Written exercise:
Quote, without change, all of the lines that follow.

Stored records:
════════════════════

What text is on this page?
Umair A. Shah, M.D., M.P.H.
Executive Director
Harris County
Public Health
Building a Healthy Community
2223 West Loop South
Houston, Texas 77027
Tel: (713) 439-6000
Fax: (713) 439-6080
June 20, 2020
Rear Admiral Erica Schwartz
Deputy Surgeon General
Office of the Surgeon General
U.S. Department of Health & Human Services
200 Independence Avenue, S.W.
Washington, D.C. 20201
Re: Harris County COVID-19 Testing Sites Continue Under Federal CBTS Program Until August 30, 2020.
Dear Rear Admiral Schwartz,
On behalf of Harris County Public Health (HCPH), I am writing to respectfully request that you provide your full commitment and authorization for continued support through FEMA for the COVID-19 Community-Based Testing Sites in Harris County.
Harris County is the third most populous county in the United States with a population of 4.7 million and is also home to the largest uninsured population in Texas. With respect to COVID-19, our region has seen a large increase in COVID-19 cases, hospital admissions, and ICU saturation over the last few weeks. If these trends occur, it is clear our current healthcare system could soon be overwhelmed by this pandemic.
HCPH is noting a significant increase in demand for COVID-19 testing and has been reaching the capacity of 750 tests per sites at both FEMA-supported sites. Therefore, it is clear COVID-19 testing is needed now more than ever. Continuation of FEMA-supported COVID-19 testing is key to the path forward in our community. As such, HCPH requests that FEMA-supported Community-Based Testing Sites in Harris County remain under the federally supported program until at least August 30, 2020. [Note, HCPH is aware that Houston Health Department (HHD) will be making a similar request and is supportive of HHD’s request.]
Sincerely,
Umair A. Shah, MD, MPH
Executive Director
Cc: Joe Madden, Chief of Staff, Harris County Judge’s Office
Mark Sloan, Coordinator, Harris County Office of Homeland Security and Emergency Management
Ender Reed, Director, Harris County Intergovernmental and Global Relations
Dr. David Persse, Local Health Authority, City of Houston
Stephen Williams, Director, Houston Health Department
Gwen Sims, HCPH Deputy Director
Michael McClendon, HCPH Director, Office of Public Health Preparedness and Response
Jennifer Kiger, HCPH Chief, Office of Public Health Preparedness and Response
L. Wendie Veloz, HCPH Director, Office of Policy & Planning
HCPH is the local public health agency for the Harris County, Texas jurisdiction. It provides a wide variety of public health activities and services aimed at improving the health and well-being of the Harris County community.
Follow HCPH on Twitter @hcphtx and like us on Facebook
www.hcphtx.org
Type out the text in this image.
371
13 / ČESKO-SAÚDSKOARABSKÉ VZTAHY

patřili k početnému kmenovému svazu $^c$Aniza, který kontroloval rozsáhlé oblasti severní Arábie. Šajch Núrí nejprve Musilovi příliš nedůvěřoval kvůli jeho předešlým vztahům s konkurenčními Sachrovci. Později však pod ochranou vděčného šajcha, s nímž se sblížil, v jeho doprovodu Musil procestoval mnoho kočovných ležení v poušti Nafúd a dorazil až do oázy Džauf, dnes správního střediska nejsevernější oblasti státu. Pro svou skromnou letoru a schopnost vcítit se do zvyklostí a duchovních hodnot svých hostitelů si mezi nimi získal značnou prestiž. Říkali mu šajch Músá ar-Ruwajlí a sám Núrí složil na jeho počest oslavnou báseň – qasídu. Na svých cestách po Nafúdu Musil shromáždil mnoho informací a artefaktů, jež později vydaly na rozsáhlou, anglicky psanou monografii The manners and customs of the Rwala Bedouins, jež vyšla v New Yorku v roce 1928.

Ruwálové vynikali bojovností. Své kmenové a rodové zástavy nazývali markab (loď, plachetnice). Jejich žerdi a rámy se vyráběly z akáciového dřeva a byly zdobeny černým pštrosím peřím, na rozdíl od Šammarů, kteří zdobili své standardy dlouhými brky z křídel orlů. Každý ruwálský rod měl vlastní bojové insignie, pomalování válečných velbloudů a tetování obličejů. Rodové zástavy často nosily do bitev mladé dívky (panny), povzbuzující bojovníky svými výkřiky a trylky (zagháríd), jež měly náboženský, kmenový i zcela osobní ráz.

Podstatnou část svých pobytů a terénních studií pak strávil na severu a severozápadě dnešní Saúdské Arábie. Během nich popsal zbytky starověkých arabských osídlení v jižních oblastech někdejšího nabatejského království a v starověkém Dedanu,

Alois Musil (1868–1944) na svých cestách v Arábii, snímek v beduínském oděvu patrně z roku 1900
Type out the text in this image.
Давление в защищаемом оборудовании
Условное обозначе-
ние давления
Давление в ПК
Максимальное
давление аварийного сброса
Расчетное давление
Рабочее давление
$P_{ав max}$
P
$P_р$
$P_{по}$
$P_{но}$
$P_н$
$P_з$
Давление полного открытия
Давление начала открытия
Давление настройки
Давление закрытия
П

════════════════════

Written solution:
What text is on this page?
Umair A. Shah, M.D., M.P.H.
Executive Director
Harris County
Public Health
Building a Healthy Community
2223 West Loop South
Houston, Texas 77027
Tel: (713) 439-6000
Fax: (713) 439-6080
June 20, 2020
Rear Admiral Erica Schwartz
Deputy Surgeon General
Office of the Surgeon General
U.S. Department of Health & Human Services
200 Independence Avenue, S.W.
Washington, D.C. 20201
Re: Harris County COVID-19 Testing Sites Continue Under Federal CBTS Program Until August 30, 2020.
Dear Rear Admiral Schwartz,
On behalf of Harris County Public Health (HCPH), I am writing to respectfully request that you provide your full commitment and authorization for continued support through FEMA for the COVID-19 Community-Based Testing Sites in Harris County.
Harris County is the third most populous county in the United States with a population of 4.7 million and is also home to the largest uninsured population in Texas. With respect to COVID-19, our region has seen a large increase in COVID-19 cases, hospital admissions, and ICU saturation over the last few weeks. If these trends occur, it is clear our current healthcare system could soon be overwhelmed by this pandemic.
HCPH is noting a significant increase in demand for COVID-19 testing and has been reaching the capacity of 750 tests per sites at both FEMA-supported sites. Therefore, it is clear COVID-19 testing is needed now more than ever. Continuation of FEMA-supported COVID-19 testing is key to the path forward in our community. As such, HCPH requests that FEMA-supported Community-Based Testing Sites in Harris County remain under the federally supported program until at least August 30, 2020. [Note, HCPH is aware that Houston Health Department (HHD) will be making a similar request and is supportive of HHD’s request.]
Sincerely,
Umair A. Shah, MD, MPH
Executive Director
Cc: Joe Madden, Chief of Staff, Harris County Judge’s Office
Mark Sloan, Coordinator, Harris County Office of Homeland Security and Emergency Management
Ender Reed, Director, Harris County Intergovernmental and Global Relations
Dr. David Persse, Local Health Authority, City of Houston
Stephen Williams, Director, Houston Health Department
Gwen Sims, HCPH Deputy Director
Michael McClendon, HCPH Director, Office of Public Health Preparedness and Response
Jennifer Kiger, HCPH Chief, Office of Public Health Preparedness and Response
L. Wendie Veloz, HCPH Director, Office of Policy & Planning
HCPH is the local public health agency for the Harris County, Texas jurisdiction. It provides a wide variety of public health activities and services aimed at improving the health and well-being of the Harris County community.
Follow HCPH on Twitter @hcphtx and like us on Facebook
www.hcphtx.org
Type out the text in this image.
371
13 / ČESKO-SAÚDSKOARABSKÉ VZTAHY

patřili k početnému kmenovému svazu $^c$Aniza, který kontroloval rozsáhlé oblasti severní Arábie. Šajch Núrí nejprve Musilovi příliš nedůvěřoval kvůli jeho předešlým vztahům s konkurenčními Sachrovci. Později však pod ochranou vděčného šajcha, s nímž se sblížil, v jeho doprovodu Musil procestoval mnoho kočovných ležení v poušti Nafúd a dorazil až do oázy Džauf, dnes správního střediska nejsevernější oblasti státu. Pro svou skromnou letoru a schopnost vcítit se do zvyklostí a duchovních hodnot svých hostitelů si mezi nimi získal značnou prestiž. Říkali mu šajch Músá ar-Ruwajlí a sám Núrí složil na jeho počest oslavnou báseň – qasídu. Na svých cestách po Nafúdu Musil shromáždil mnoho informací a artefaktů, jež později vydaly na rozsáhlou, anglicky psanou monografii The manners and customs of the Rwala Bedouins, jež vyšla v New Yorku v roce 1928.

Ruwálové vynikali bojovností. Své kmenové a rodové zástavy nazývali markab (loď, plachetnice). Jejich žerdi a rámy se vyráběly z akáciového dřeva a byly zdobeny černým pštrosím peřím, na rozdíl od Šammarů, kteří zdobili své standardy dlouhými brky z křídel orlů. Každý ruwálský rod měl vlastní bojové insignie, pomalování válečných velbloudů a tetování obličejů. Rodové zástavy často nosily do bitev mladé dívky (panny), povzbuzující bojovníky svými výkřiky a trylky (zagháríd), jež měly náboženský, kmenový i zcela osobní ráz.

Podstatnou část svých pobytů a terénních studií pak strávil na severu a severozápadě dnešní Saúdské Arábie. Během nich popsal zbytky starověkých arabských osídlení v jižních oblastech někdejšího nabatejského království a v starověkém Dedanu,

Alois Musil (1868–1944) na svých cestách v Arábii, snímek v beduínském oděvu patrně z roku 1900
Type out the text in this image.
Давление в защищаемом оборудовании
Условное обозначе-
ние давления
Давление в ПК
Максимальное
давление аварийного сброса
Расчетное давление
Рабочее давление
$P_{ав max}$
P
$P_р$
$P_{по}$
$P_{но}$
$P_н$
$P_з$
Давление полного открытия
Давление начала открытия
Давление настройки
Давление закрытия
П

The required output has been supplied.